_Material for this task:_
══════════════════════════════

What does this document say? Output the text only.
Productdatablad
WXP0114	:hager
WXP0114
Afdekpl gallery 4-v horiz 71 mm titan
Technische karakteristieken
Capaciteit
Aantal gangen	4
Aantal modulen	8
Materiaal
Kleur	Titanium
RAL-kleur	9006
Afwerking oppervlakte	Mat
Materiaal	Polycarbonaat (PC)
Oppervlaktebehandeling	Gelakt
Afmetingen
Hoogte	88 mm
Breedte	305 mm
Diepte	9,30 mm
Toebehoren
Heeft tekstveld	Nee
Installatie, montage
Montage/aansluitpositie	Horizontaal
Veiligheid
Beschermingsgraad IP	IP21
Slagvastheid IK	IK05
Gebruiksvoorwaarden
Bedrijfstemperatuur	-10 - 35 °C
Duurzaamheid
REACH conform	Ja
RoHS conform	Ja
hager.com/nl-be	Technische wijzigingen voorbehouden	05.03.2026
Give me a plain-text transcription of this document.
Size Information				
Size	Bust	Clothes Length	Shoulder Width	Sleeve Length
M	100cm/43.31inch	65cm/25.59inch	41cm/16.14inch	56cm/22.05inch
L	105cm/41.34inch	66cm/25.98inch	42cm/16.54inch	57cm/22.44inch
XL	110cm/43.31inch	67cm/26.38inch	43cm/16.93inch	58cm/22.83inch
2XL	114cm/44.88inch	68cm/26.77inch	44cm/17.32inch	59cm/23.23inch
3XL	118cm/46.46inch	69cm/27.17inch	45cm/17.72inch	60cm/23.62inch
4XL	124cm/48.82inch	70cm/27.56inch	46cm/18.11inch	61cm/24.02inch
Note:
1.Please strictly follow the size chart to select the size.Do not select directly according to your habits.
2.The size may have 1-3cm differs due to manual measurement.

══════════════════════════════

_Stated task:_ Give back the lines above exactly, from the one with "Give me a plain-text" through the last line.

_Output of the exercise:_
Give me a plain-text transcription of this document.
Size Information				
Size	Bust	Clothes Length	Shoulder Width	Sleeve Length
M	100cm/43.31inch	65cm/25.59inch	41cm/16.14inch	56cm/22.05inch
L	105cm/41.34inch	66cm/25.98inch	42cm/16.54inch	57cm/22.44inch
XL	110cm/43.31inch	67cm/26.38inch	43cm/16.93inch	58cm/22.83inch
2XL	114cm/44.88inch	68cm/26.77inch	44cm/17.32inch	59cm/23.23inch
3XL	118cm/46.46inch	69cm/27.17inch	45cm/17.72inch	60cm/23.62inch
4XL	124cm/48.82inch	70cm/27.56inch	46cm/18.11inch	61cm/24.02inch
Note:
1.Please strictly follow the size chart to select the size.Do not select directly according to your habits.
2.The size may have 1-3cm differs due to manual measurement.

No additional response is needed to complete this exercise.